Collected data
========

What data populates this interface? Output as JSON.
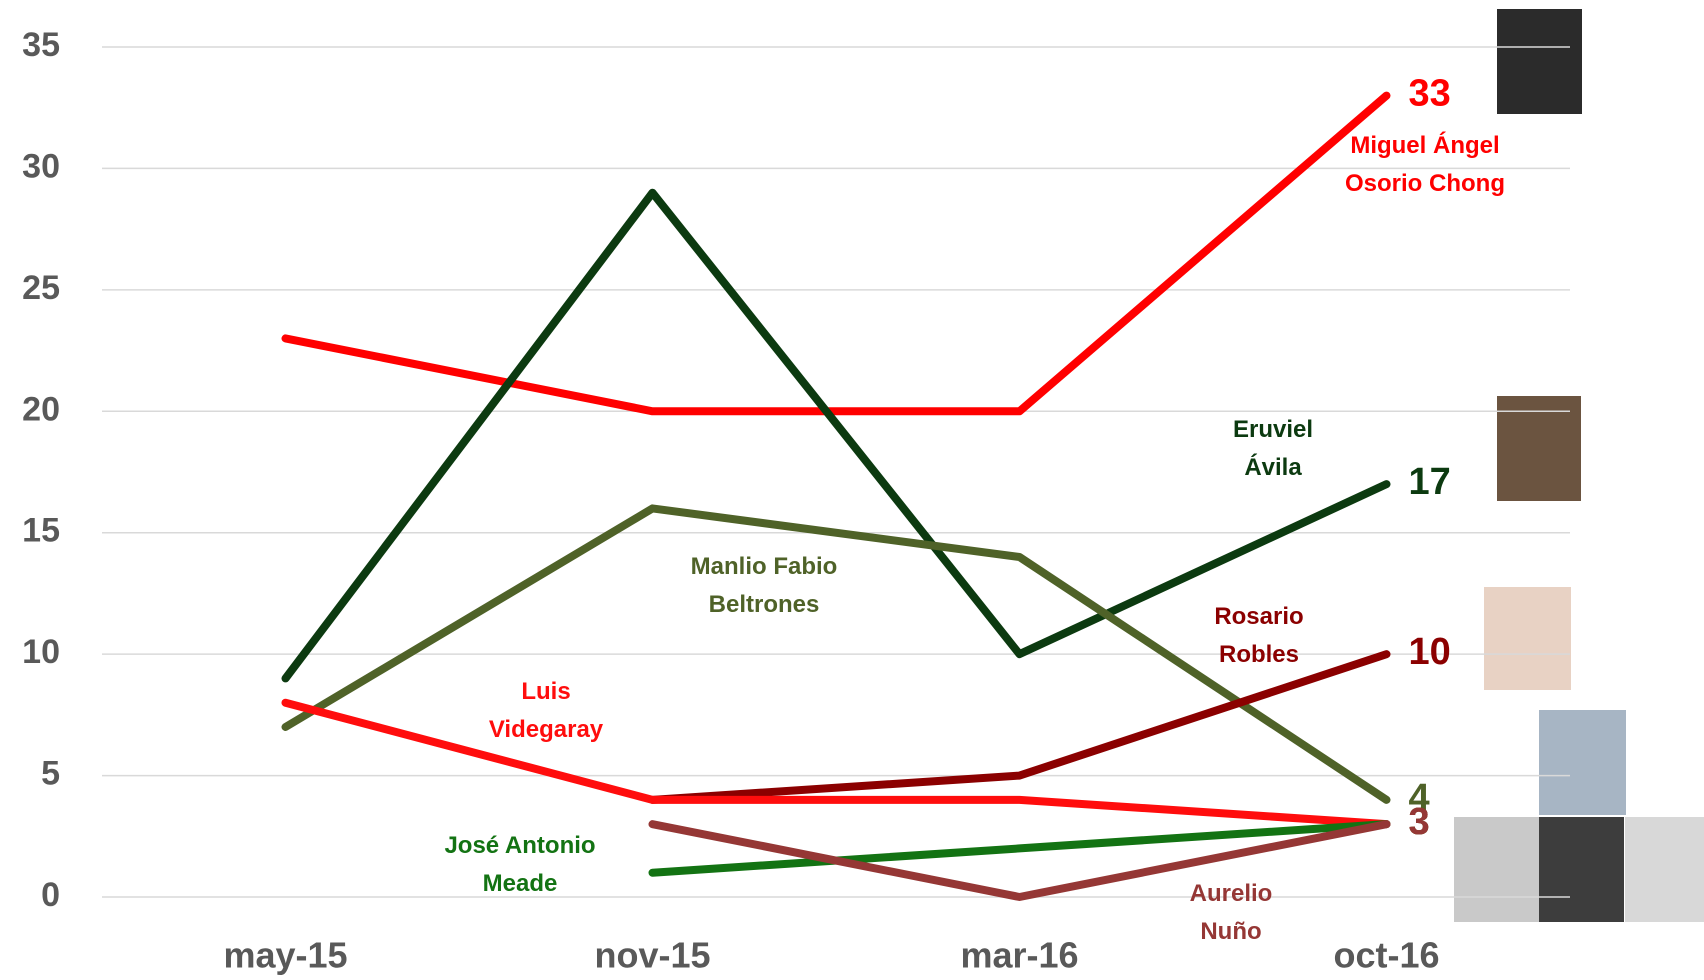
{
  "chart_data": {
    "type": "line",
    "categories": [
      "may-15",
      "nov-15",
      "mar-16",
      "oct-16"
    ],
    "series": [
      {
        "name": "Miguel Ángel Osorio Chong",
        "color": "#ff0000",
        "values": [
          23,
          20,
          20,
          33
        ]
      },
      {
        "name": "Eruviel Ávila",
        "color": "#0c3a10",
        "values": [
          9,
          29,
          10,
          17
        ]
      },
      {
        "name": "Manlio Fabio Beltrones",
        "color": "#4f6228",
        "values": [
          7,
          16,
          14,
          4
        ]
      },
      {
        "name": "Rosario Robles",
        "color": "#8b0000",
        "values": [
          null,
          4,
          5,
          10
        ]
      },
      {
        "name": "Luis Videgaray",
        "color": "#ff0d0d",
        "values": [
          8,
          4,
          4,
          3
        ]
      },
      {
        "name": "José Antonio Meade",
        "color": "#137313",
        "values": [
          null,
          1,
          2,
          3
        ]
      },
      {
        "name": "Aurelio Nuño",
        "color": "#953735",
        "values": [
          null,
          3,
          0,
          3
        ]
      }
    ],
    "ylim": [
      0,
      35
    ],
    "yticks": [
      0,
      5,
      10,
      15,
      20,
      25,
      30,
      35
    ],
    "grid": true
  }
}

========

| What you have to do |
Which lines above contain "color"? Show each of them.

| Full output |
        "color": "#ff0000",
        "color": "#0c3a10",
        "color": "#4f6228",
        "color": "#8b0000",
        "color": "#ff0d0d",
        "color": "#137313",
        "color": "#953735",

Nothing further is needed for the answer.